◆ WHAT YOU ARE ASKED TO DO: With all images left out, restate the records below exactly as written.
[Opening DATA SHOWN section]
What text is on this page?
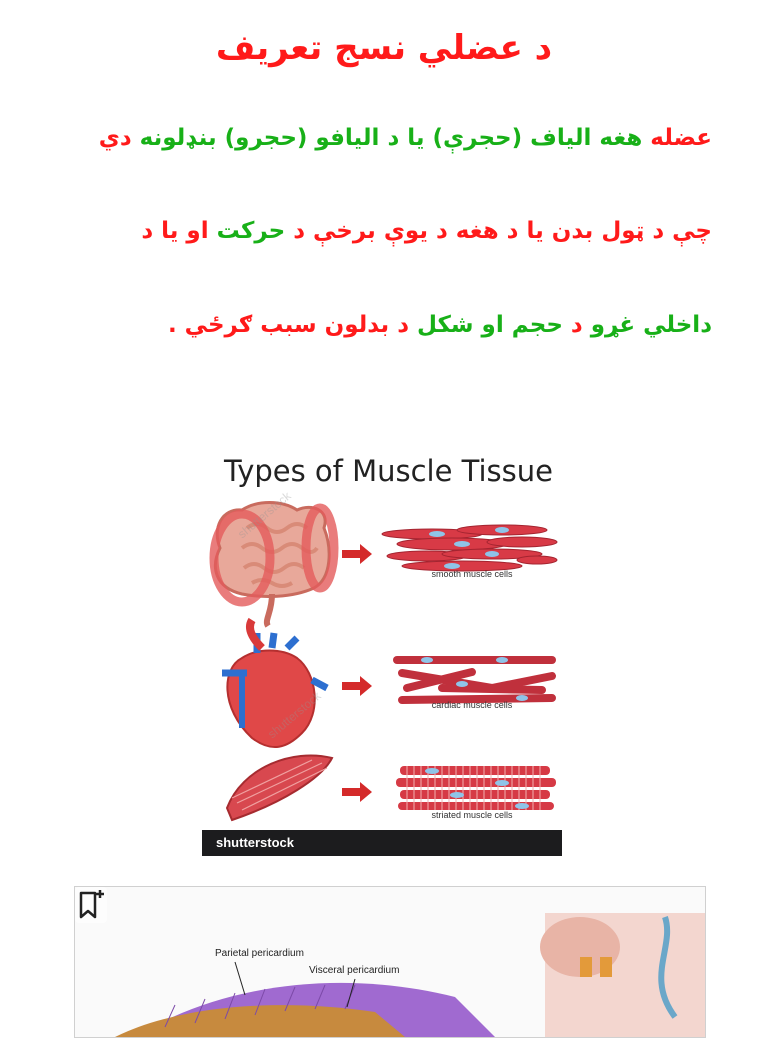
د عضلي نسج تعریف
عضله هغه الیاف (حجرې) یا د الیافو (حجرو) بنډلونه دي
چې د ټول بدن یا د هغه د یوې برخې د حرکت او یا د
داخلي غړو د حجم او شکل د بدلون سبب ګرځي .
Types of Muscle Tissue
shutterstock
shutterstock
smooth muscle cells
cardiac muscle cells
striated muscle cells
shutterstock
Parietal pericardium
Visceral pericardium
[Closing DATA SHOWN section]
◆ ANSWER BOX:
What text is on this page?
د عضلي نسج تعریف
عضله هغه الیاف (حجرې) یا د الیافو (حجرو) بنډلونه دي
چې د ټول بدن یا د هغه د یوې برخې د حرکت او یا د
داخلي غړو د حجم او شکل د بدلون سبب ګرځي .
Types of Muscle Tissue
shutterstock
shutterstock
smooth muscle cells
cardiac muscle cells
striated muscle cells
shutterstock
Parietal pericardium
Visceral pericardium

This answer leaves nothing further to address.